[Stored records]
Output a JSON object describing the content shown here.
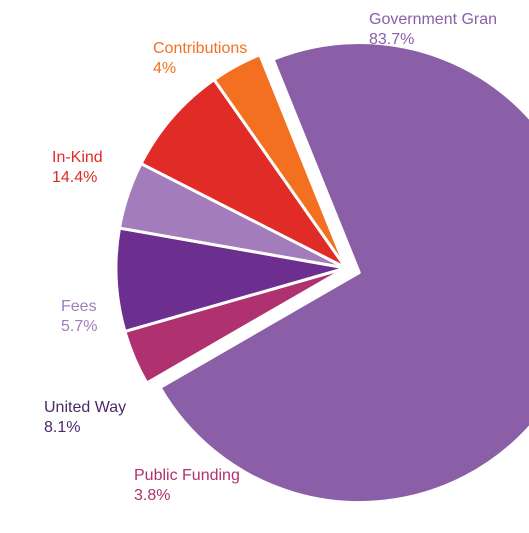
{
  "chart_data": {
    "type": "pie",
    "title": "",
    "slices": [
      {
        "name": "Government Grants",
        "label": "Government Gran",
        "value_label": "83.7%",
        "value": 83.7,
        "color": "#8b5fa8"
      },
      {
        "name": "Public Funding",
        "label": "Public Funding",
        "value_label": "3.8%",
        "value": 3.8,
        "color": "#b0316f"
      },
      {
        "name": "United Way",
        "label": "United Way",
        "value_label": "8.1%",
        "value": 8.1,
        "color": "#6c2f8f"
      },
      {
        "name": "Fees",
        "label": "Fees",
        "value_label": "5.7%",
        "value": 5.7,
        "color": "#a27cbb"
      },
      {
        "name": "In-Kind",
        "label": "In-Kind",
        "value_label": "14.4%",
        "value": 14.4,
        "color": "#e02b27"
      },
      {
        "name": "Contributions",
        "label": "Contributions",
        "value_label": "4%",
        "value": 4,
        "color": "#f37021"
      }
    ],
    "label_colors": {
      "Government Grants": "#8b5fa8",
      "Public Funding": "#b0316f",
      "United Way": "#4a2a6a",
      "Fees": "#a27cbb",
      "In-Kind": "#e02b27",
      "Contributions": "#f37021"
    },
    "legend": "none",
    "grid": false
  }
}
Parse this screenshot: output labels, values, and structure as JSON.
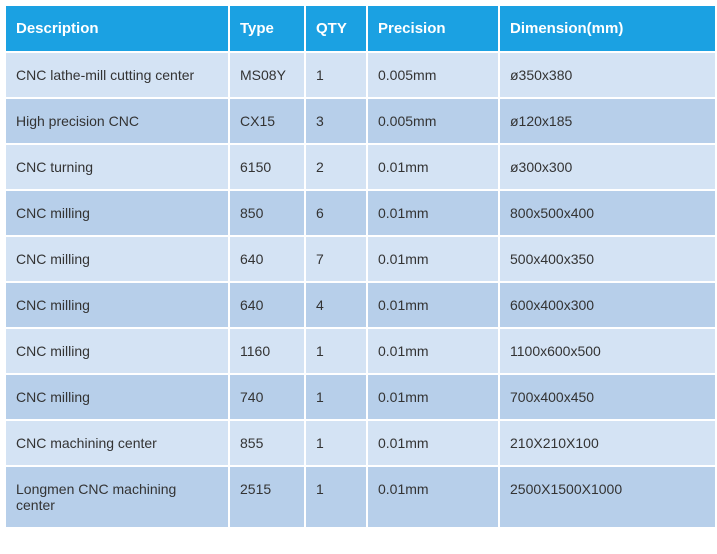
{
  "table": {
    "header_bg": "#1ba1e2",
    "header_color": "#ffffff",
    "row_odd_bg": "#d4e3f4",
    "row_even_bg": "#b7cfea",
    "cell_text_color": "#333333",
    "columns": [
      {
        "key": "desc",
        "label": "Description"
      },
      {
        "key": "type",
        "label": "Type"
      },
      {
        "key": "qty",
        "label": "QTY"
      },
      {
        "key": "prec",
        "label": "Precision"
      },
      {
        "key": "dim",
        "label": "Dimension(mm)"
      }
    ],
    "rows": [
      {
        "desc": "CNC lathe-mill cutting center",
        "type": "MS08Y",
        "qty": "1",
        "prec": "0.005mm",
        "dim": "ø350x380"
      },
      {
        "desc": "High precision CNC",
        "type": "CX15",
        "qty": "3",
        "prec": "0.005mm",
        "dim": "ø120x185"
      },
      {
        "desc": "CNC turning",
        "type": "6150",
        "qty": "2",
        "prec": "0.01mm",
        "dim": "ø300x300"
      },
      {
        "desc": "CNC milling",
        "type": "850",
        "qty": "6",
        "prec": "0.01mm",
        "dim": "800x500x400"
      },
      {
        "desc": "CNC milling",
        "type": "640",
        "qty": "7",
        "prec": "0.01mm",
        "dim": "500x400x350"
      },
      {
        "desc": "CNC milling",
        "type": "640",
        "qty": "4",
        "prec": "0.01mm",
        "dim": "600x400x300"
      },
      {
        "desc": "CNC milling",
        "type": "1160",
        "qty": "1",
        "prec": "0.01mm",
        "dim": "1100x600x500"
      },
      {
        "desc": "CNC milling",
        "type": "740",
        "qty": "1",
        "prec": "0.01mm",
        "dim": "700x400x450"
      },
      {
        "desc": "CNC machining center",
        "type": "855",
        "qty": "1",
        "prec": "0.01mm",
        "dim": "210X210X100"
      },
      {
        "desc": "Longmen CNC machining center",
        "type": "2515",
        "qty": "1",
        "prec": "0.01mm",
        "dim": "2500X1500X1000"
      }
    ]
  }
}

● DIRECTIVE:
Give the number of lines in the records that contain the string "Grants", and nothing besides.

● RESPONSE TO THE EXERCISE:
2